> _Text provided_
* Start *
# Retirement lump sum - where to invest



## Scouser2 (13 Jun 2018)

I have just retired with a lump sum of €120,000.  I received advise to split it in 3 ways i.e. hold  an amount of approx €20,000 on deposit for expenses and quick access, put approximately €60,000 into government savings such as 3 and 4 year savings bonds and 5 year savings certs and the balance of approximately €40,000 into longer terms Managed funds - Zurich Active Asset Allocation Fund has been recommended - for a minimum 6 year plus period.

I would welcome any views on this advice - particularly the Zurich recommendation.  I previously  (many years ago) invested in an Irish Life managed fund and was lucky to get back what I had paid in after 10 years - there was life cover involved in this also which is not part of the recommended Zurich investment.  There is an annual management charge of 1.5% on the Zurich Fund.  I am 62 years of age, married and, thankfully, in good health.  Any advice welcome.


----------



## Gordon Gekko (14 Jun 2018)

It’s impossible to say without looking at your overall asset allocation.

What does the rest of the Scouser2 story look like in terms of assets, income, and liabilities?


----------



## Steven Barrett (14 Jun 2018)

Agree with Gordon. You've just retired at 62, what are the plans. You are still quite young, do you have things you want to do? The next few years of retirement are probably the years that you will spend the most while you have the energy.
* End *
> _Task instructions_
a) In the retirement lump sum thread, what annual management charge applies to the recommended Zurich fund?
b) Reproduce the retirement lump sum thread word for word from "Agree with Gordon." to "have the energy.".

> _Supplied information_
* Start *
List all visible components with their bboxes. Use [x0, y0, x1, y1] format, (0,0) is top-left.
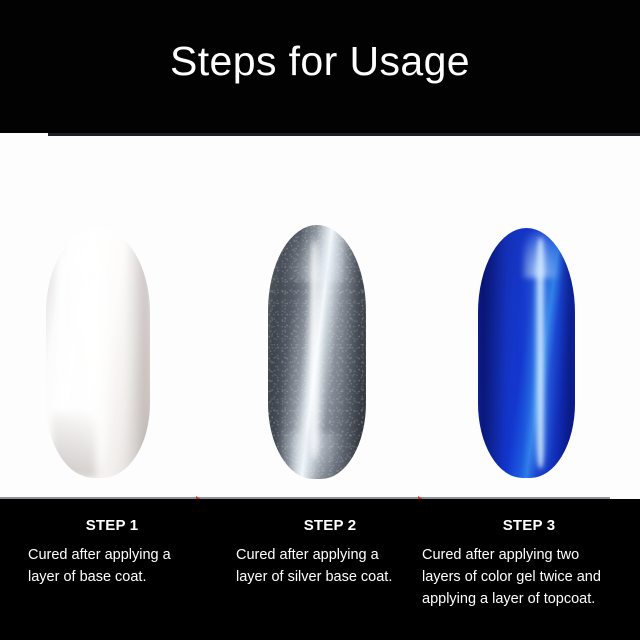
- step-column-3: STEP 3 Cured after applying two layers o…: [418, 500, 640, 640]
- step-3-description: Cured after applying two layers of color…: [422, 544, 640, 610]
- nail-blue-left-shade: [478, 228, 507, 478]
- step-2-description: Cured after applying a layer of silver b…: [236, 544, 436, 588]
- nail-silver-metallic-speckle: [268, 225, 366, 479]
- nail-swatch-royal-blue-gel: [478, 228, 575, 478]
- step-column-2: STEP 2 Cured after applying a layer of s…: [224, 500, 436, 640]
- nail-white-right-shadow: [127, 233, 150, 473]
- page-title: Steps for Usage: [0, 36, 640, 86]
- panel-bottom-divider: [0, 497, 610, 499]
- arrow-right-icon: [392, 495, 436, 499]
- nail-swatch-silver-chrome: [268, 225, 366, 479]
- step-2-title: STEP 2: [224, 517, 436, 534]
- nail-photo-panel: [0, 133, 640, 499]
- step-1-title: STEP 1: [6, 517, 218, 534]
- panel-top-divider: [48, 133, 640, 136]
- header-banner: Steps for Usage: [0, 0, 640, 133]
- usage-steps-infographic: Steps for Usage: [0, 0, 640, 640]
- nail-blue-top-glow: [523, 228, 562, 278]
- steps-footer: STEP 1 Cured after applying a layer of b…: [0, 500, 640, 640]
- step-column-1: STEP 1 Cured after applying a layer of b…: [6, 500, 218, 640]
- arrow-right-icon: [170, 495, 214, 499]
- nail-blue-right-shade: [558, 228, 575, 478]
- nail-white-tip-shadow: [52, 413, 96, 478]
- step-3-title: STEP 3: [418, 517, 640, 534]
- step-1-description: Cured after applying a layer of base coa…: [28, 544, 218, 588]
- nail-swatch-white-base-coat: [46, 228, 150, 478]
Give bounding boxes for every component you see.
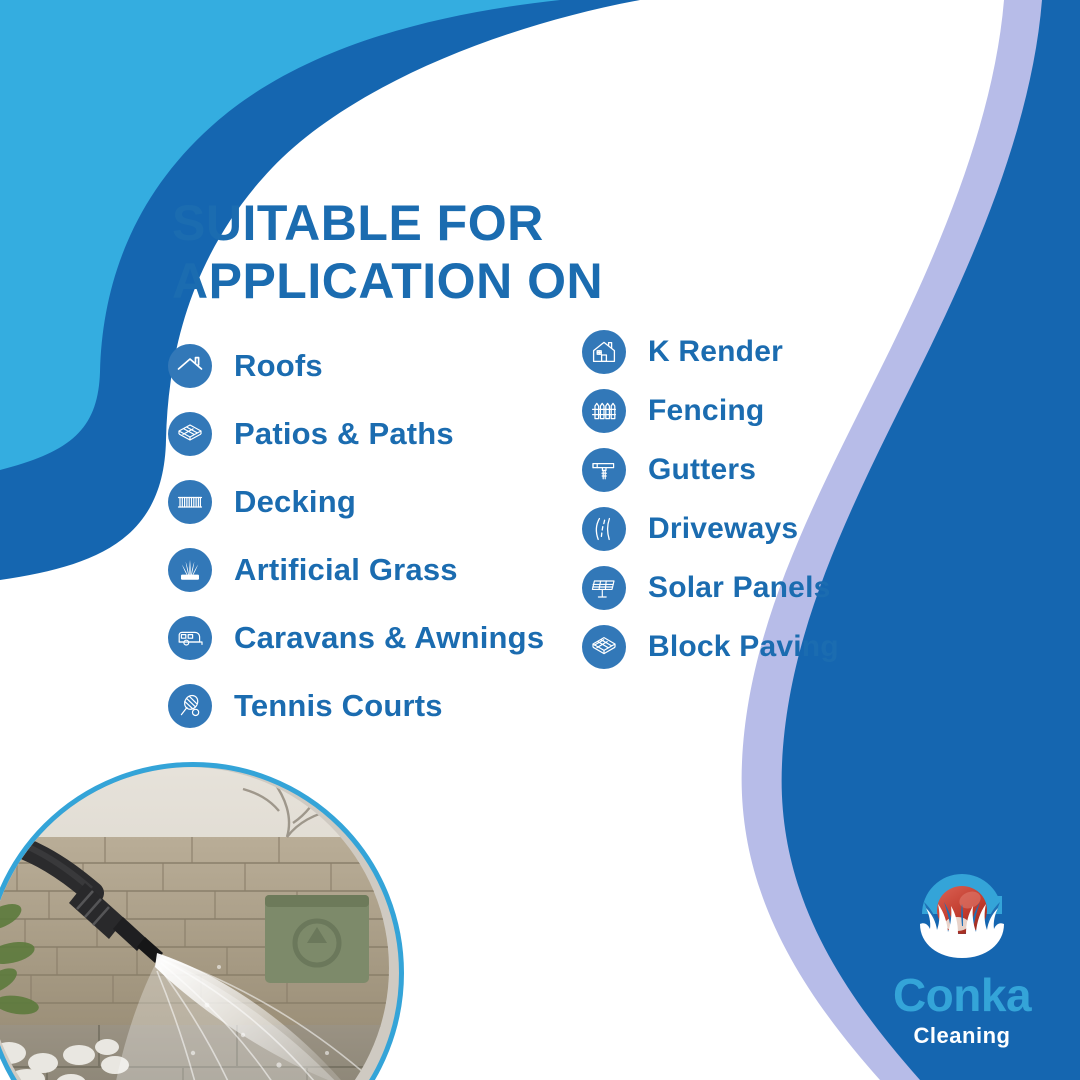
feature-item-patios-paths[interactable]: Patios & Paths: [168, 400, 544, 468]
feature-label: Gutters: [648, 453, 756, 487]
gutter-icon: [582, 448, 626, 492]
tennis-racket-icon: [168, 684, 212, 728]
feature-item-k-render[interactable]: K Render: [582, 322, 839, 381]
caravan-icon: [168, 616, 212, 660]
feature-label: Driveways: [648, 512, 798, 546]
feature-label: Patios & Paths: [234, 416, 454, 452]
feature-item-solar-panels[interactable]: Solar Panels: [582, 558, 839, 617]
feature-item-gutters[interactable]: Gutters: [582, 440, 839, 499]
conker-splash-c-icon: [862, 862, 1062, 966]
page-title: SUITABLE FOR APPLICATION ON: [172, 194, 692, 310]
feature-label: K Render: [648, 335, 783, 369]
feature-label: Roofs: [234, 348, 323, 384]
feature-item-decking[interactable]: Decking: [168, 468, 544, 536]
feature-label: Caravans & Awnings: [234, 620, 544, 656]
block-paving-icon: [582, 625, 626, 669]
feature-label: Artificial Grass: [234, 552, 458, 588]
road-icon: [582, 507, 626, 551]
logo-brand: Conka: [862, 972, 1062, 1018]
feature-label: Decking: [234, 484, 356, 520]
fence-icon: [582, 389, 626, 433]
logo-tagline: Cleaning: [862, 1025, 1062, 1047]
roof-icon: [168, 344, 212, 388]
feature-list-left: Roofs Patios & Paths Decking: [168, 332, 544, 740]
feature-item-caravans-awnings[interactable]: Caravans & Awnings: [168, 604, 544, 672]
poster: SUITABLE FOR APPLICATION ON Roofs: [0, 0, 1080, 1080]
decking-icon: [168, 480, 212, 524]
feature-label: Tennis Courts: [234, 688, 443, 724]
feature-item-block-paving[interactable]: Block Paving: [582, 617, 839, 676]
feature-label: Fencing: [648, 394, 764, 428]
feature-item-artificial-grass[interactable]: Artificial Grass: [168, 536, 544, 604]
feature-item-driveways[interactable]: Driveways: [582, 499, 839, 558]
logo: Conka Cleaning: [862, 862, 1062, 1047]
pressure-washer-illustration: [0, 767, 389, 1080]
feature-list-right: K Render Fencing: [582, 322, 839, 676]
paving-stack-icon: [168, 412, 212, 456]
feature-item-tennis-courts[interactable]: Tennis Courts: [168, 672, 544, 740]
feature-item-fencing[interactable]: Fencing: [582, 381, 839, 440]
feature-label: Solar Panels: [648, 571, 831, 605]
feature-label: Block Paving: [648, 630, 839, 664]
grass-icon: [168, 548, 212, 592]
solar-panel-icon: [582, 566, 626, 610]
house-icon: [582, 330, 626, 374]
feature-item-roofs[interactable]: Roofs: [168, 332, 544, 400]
* End *
* Start *
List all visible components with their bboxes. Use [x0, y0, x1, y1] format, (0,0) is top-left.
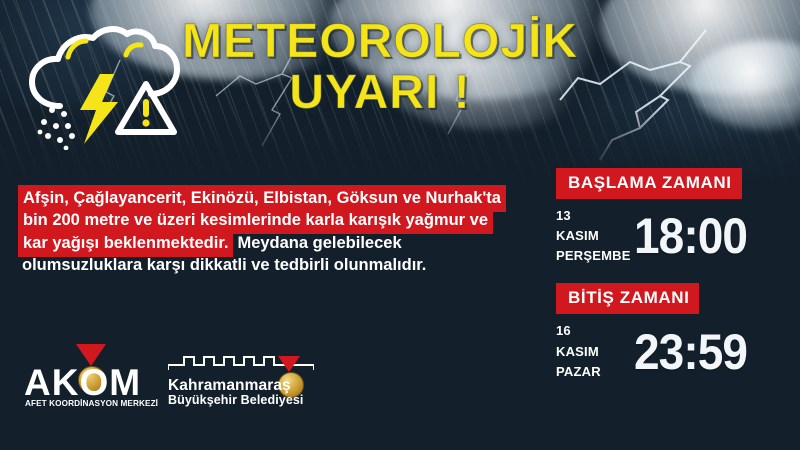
* End *
* Start *
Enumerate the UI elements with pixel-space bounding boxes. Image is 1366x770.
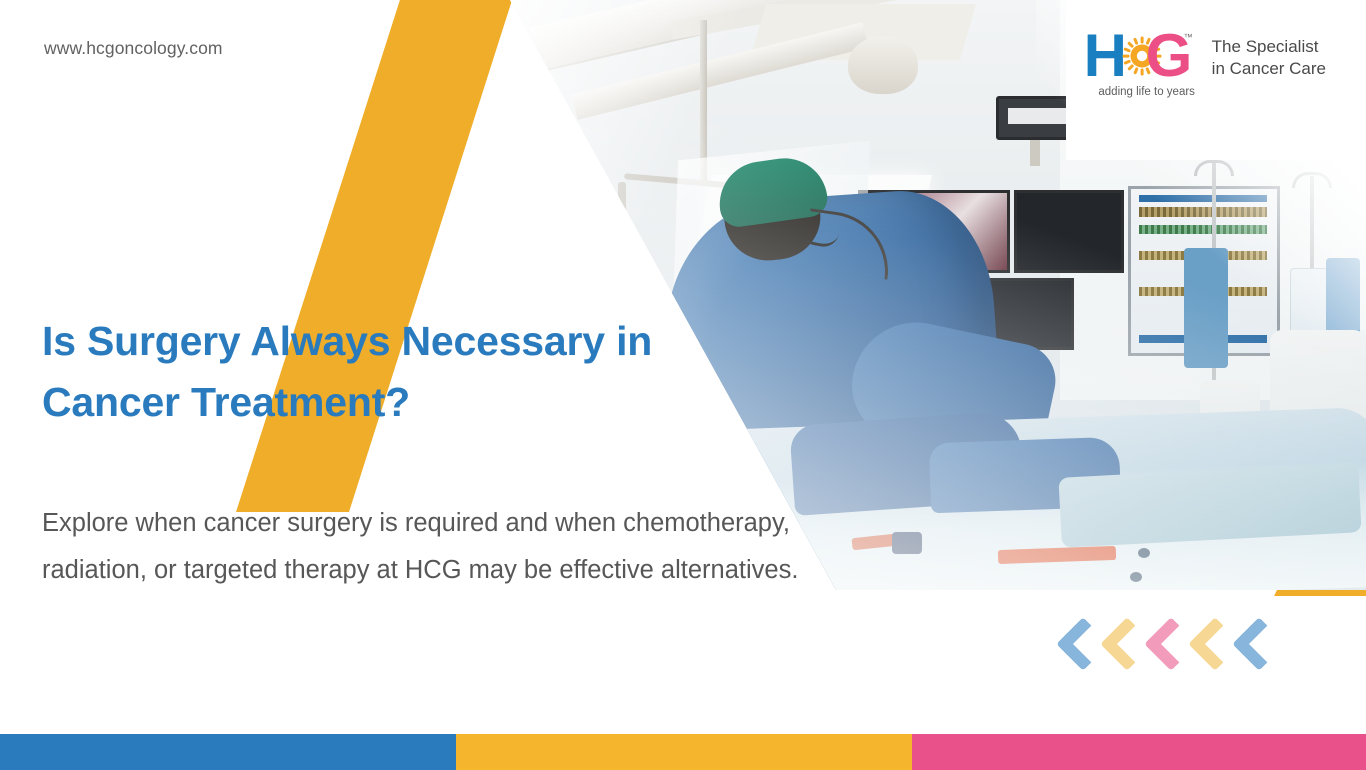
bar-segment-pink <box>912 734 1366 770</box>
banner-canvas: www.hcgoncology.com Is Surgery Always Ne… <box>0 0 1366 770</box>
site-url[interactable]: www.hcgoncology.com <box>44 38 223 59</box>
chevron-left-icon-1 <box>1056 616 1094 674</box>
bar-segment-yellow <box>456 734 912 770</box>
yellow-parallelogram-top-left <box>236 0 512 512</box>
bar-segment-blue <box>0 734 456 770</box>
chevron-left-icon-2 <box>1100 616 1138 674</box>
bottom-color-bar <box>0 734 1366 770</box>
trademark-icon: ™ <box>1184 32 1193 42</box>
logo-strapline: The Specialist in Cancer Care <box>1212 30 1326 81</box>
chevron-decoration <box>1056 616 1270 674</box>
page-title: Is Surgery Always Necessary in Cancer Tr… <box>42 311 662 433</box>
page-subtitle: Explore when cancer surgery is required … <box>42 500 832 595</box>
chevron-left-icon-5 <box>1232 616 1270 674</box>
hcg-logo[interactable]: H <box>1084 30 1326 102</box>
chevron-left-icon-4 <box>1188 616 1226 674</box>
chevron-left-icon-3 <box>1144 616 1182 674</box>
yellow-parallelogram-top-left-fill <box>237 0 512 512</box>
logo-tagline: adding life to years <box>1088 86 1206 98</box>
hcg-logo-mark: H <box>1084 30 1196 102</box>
* End *
> _Solutions below_
a) 1.5%

b)
Agree with Gordon. You've just retired at 62, what are the plans. You are still quite young, do you have things you want to do? The next few years of retirement are probably the years that you will spend the most while you have the energy.